* _STATED TASK_: Reproduce the listing below in its entirety. Change nothing.

* _GIVEN RECORDS_:
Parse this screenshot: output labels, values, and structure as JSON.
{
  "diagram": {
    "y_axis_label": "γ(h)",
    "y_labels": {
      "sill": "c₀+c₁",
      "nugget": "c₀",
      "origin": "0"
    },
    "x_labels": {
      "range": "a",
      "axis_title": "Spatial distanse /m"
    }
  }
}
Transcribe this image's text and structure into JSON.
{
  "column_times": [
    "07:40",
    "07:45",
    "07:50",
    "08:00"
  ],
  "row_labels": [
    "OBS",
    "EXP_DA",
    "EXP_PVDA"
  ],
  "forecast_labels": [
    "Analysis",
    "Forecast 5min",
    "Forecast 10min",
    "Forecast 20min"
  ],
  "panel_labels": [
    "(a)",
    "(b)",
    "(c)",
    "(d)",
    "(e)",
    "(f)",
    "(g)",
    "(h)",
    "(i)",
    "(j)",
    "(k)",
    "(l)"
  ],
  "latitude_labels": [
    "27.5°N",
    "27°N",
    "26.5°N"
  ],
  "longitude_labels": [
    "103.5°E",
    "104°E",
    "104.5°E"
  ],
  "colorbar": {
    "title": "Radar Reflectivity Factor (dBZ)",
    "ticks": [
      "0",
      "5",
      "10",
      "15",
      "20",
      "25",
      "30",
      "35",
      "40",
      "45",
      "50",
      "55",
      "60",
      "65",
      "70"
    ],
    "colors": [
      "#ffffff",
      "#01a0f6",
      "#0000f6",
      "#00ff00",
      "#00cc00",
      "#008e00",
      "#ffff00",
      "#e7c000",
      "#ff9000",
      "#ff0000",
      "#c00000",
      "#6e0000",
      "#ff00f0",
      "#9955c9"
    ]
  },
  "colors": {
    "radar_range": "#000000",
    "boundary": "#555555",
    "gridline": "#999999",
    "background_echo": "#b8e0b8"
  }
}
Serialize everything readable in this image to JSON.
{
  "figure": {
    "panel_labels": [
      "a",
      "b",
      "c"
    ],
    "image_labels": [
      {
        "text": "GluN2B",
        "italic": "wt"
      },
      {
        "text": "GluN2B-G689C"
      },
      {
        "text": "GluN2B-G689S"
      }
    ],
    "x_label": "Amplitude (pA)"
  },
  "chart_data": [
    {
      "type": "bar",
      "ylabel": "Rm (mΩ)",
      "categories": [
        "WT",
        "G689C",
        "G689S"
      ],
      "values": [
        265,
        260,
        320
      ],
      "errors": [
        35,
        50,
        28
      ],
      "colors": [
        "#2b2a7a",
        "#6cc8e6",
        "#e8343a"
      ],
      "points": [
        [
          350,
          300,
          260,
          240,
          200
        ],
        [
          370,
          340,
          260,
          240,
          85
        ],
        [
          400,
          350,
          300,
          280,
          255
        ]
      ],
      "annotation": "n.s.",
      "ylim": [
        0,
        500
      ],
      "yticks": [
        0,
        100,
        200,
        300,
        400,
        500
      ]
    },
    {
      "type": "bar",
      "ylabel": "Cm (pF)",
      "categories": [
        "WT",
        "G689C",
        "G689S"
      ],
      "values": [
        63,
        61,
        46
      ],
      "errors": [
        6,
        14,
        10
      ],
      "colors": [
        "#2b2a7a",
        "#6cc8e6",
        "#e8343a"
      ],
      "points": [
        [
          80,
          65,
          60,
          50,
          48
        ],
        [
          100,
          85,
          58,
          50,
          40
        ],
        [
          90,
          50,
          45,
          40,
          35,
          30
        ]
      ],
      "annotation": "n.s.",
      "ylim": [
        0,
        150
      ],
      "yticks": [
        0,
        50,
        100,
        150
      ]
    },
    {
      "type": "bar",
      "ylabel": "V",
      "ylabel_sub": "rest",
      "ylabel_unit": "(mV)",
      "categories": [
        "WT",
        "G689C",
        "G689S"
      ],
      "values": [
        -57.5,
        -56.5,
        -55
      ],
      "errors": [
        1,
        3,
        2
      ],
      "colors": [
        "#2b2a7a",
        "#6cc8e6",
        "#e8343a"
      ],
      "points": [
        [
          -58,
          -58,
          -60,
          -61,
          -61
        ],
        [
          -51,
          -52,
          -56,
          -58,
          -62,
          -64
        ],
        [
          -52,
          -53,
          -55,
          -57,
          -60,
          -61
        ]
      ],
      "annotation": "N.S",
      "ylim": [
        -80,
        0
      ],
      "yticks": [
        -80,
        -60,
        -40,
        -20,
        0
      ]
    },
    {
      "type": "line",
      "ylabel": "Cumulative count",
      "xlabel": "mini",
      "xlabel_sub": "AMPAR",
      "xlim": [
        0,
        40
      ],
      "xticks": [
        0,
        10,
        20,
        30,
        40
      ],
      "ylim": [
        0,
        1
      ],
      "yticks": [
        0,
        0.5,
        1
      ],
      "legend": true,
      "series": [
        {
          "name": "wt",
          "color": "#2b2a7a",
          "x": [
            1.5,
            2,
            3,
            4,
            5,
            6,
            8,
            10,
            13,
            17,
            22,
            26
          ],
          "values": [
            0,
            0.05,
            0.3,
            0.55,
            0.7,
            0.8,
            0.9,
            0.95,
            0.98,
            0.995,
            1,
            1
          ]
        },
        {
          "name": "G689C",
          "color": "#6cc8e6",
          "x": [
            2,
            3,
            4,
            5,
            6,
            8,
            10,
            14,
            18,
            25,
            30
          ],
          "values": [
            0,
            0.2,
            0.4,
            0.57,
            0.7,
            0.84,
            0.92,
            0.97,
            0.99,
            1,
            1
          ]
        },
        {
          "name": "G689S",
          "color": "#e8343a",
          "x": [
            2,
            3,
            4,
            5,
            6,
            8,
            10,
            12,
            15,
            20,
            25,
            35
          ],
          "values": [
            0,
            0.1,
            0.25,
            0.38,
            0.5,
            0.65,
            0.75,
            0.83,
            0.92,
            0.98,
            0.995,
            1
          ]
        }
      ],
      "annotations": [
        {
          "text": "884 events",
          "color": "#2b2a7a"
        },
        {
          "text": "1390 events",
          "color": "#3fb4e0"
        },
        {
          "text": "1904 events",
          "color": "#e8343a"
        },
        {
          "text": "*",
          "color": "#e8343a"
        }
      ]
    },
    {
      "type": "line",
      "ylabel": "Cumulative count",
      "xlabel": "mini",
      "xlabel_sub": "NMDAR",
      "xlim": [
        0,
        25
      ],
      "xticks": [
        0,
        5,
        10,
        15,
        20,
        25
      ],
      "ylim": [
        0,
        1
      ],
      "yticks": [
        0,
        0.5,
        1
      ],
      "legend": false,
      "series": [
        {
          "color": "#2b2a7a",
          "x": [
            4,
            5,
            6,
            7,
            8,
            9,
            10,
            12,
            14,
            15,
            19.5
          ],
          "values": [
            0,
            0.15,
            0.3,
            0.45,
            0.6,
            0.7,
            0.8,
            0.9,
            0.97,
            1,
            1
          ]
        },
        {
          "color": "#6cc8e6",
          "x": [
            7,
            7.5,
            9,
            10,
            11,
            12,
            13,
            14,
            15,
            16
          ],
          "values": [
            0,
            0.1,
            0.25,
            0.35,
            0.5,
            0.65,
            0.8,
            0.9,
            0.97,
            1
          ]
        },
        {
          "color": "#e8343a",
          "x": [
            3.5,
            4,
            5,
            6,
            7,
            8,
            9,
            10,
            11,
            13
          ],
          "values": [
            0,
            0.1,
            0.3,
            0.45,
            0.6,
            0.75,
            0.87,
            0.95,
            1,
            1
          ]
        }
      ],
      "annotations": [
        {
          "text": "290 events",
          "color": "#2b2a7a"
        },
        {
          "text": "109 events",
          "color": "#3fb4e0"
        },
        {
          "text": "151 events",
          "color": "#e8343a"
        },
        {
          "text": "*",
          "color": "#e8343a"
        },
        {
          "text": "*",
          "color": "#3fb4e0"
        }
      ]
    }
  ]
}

* _RESPONSE BELOW_:
Parse this screenshot: output labels, values, and structure as JSON.
{
  "diagram": {
    "y_axis_label": "γ(h)",
    "y_labels": {
      "sill": "c₀+c₁",
      "nugget": "c₀",
      "origin": "0"
    },
    "x_labels": {
      "range": "a",
      "axis_title": "Spatial distanse /m"
    }
  }
}
Transcribe this image's text and structure into JSON.
{
  "column_times": [
    "07:40",
    "07:45",
    "07:50",
    "08:00"
  ],
  "row_labels": [
    "OBS",
    "EXP_DA",
    "EXP_PVDA"
  ],
  "forecast_labels": [
    "Analysis",
    "Forecast 5min",
    "Forecast 10min",
    "Forecast 20min"
  ],
  "panel_labels": [
    "(a)",
    "(b)",
    "(c)",
    "(d)",
    "(e)",
    "(f)",
    "(g)",
    "(h)",
    "(i)",
    "(j)",
    "(k)",
    "(l)"
  ],
  "latitude_labels": [
    "27.5°N",
    "27°N",
    "26.5°N"
  ],
  "longitude_labels": [
    "103.5°E",
    "104°E",
    "104.5°E"
  ],
  "colorbar": {
    "title": "Radar Reflectivity Factor (dBZ)",
    "ticks": [
      "0",
      "5",
      "10",
      "15",
      "20",
      "25",
      "30",
      "35",
      "40",
      "45",
      "50",
      "55",
      "60",
      "65",
      "70"
    ],
    "colors": [
      "#ffffff",
      "#01a0f6",
      "#0000f6",
      "#00ff00",
      "#00cc00",
      "#008e00",
      "#ffff00",
      "#e7c000",
      "#ff9000",
      "#ff0000",
      "#c00000",
      "#6e0000",
      "#ff00f0",
      "#9955c9"
    ]
  },
  "colors": {
    "radar_range": "#000000",
    "boundary": "#555555",
    "gridline": "#999999",
    "background_echo": "#b8e0b8"
  }
}
Serialize everything readable in this image to JSON.
{
  "figure": {
    "panel_labels": [
      "a",
      "b",
      "c"
    ],
    "image_labels": [
      {
        "text": "GluN2B",
        "italic": "wt"
      },
      {
        "text": "GluN2B-G689C"
      },
      {
        "text": "GluN2B-G689S"
      }
    ],
    "x_label": "Amplitude (pA)"
  },
  "chart_data": [
    {
      "type": "bar",
      "ylabel": "Rm (mΩ)",
      "categories": [
        "WT",
        "G689C",
        "G689S"
      ],
      "values": [
        265,
        260,
        320
      ],
      "errors": [
        35,
        50,
        28
      ],
      "colors": [
        "#2b2a7a",
        "#6cc8e6",
        "#e8343a"
      ],
      "points": [
        [
          350,
          300,
          260,
          240,
          200
        ],
        [
          370,
          340,
          260,
          240,
          85
        ],
        [
          400,
          350,
          300,
          280,
          255
        ]
      ],
      "annotation": "n.s.",
      "ylim": [
        0,
        500
      ],
      "yticks": [
        0,
        100,
        200,
        300,
        400,
        500
      ]
    },
    {
      "type": "bar",
      "ylabel": "Cm (pF)",
      "categories": [
        "WT",
        "G689C",
        "G689S"
      ],
      "values": [
        63,
        61,
        46
      ],
      "errors": [
        6,
        14,
        10
      ],
      "colors": [
        "#2b2a7a",
        "#6cc8e6",
        "#e8343a"
      ],
      "points": [
        [
          80,
          65,
          60,
          50,
          48
        ],
        [
          100,
          85,
          58,
          50,
          40
        ],
        [
          90,
          50,
          45,
          40,
          35,
          30
        ]
      ],
      "annotation": "n.s.",
      "ylim": [
        0,
        150
      ],
      "yticks": [
        0,
        50,
        100,
        150
      ]
    },
    {
      "type": "bar",
      "ylabel": "V",
      "ylabel_sub": "rest",
      "ylabel_unit": "(mV)",
      "categories": [
        "WT",
        "G689C",
        "G689S"
      ],
      "values": [
        -57.5,
        -56.5,
        -55
      ],
      "errors": [
        1,
        3,
        2
      ],
      "colors": [
        "#2b2a7a",
        "#6cc8e6",
        "#e8343a"
      ],
      "points": [
        [
          -58,
          -58,
          -60,
          -61,
          -61
        ],
        [
          -51,
          -52,
          -56,
          -58,
          -62,
          -64
        ],
        [
          -52,
          -53,
          -55,
          -57,
          -60,
          -61
        ]
      ],
      "annotation": "N.S",
      "ylim": [
        -80,
        0
      ],
      "yticks": [
        -80,
        -60,
        -40,
        -20,
        0
      ]
    },
    {
      "type": "line",
      "ylabel": "Cumulative count",
      "xlabel": "mini",
      "xlabel_sub": "AMPAR",
      "xlim": [
        0,
        40
      ],
      "xticks": [
        0,
        10,
        20,
        30,
        40
      ],
      "ylim": [
        0,
        1
      ],
      "yticks": [
        0,
        0.5,
        1
      ],
      "legend": true,
      "series": [
        {
          "name": "wt",
          "color": "#2b2a7a",
          "x": [
            1.5,
            2,
            3,
            4,
            5,
            6,
            8,
            10,
            13,
            17,
            22,
            26
          ],
          "values": [
            0,
            0.05,
            0.3,
            0.55,
            0.7,
            0.8,
            0.9,
            0.95,
            0.98,
            0.995,
            1,
            1
          ]
        },
        {
          "name": "G689C",
          "color": "#6cc8e6",
          "x": [
            2,
            3,
            4,
            5,
            6,
            8,
            10,
            14,
            18,
            25,
            30
          ],
          "values": [
            0,
            0.2,
            0.4,
            0.57,
            0.7,
            0.84,
            0.92,
            0.97,
            0.99,
            1,
            1
          ]
        },
        {
          "name": "G689S",
          "color": "#e8343a",
          "x": [
            2,
            3,
            4,
            5,
            6,
            8,
            10,
            12,
            15,
            20,
            25,
            35
          ],
          "values": [
            0,
            0.1,
            0.25,
            0.38,
            0.5,
            0.65,
            0.75,
            0.83,
            0.92,
            0.98,
            0.995,
            1
          ]
        }
      ],
      "annotations": [
        {
          "text": "884 events",
          "color": "#2b2a7a"
        },
        {
          "text": "1390 events",
          "color": "#3fb4e0"
        },
        {
          "text": "1904 events",
          "color": "#e8343a"
        },
        {
          "text": "*",
          "color": "#e8343a"
        }
      ]
    },
    {
      "type": "line",
      "ylabel": "Cumulative count",
      "xlabel": "mini",
      "xlabel_sub": "NMDAR",
      "xlim": [
        0,
        25
      ],
      "xticks": [
        0,
        5,
        10,
        15,
        20,
        25
      ],
      "ylim": [
        0,
        1
      ],
      "yticks": [
        0,
        0.5,
        1
      ],
      "legend": false,
      "series": [
        {
          "color": "#2b2a7a",
          "x": [
            4,
            5,
            6,
            7,
            8,
            9,
            10,
            12,
            14,
            15,
            19.5
          ],
          "values": [
            0,
            0.15,
            0.3,
            0.45,
            0.6,
            0.7,
            0.8,
            0.9,
            0.97,
            1,
            1
          ]
        },
        {
          "color": "#6cc8e6",
          "x": [
            7,
            7.5,
            9,
            10,
            11,
            12,
            13,
            14,
            15,
            16
          ],
          "values": [
            0,
            0.1,
            0.25,
            0.35,
            0.5,
            0.65,
            0.8,
            0.9,
            0.97,
            1
          ]
        },
        {
          "color": "#e8343a",
          "x": [
            3.5,
            4,
            5,
            6,
            7,
            8,
            9,
            10,
            11,
            13
          ],
          "values": [
            0,
            0.1,
            0.3,
            0.45,
            0.6,
            0.75,
            0.87,
            0.95,
            1,
            1
          ]
        }
      ],
      "annotations": [
        {
          "text": "290 events",
          "color": "#2b2a7a"
        },
        {
          "text": "109 events",
          "color": "#3fb4e0"
        },
        {
          "text": "151 events",
          "color": "#e8343a"
        },
        {
          "text": "*",
          "color": "#e8343a"
        },
        {
          "text": "*",
          "color": "#3fb4e0"
        }
      ]
    }
  ]
}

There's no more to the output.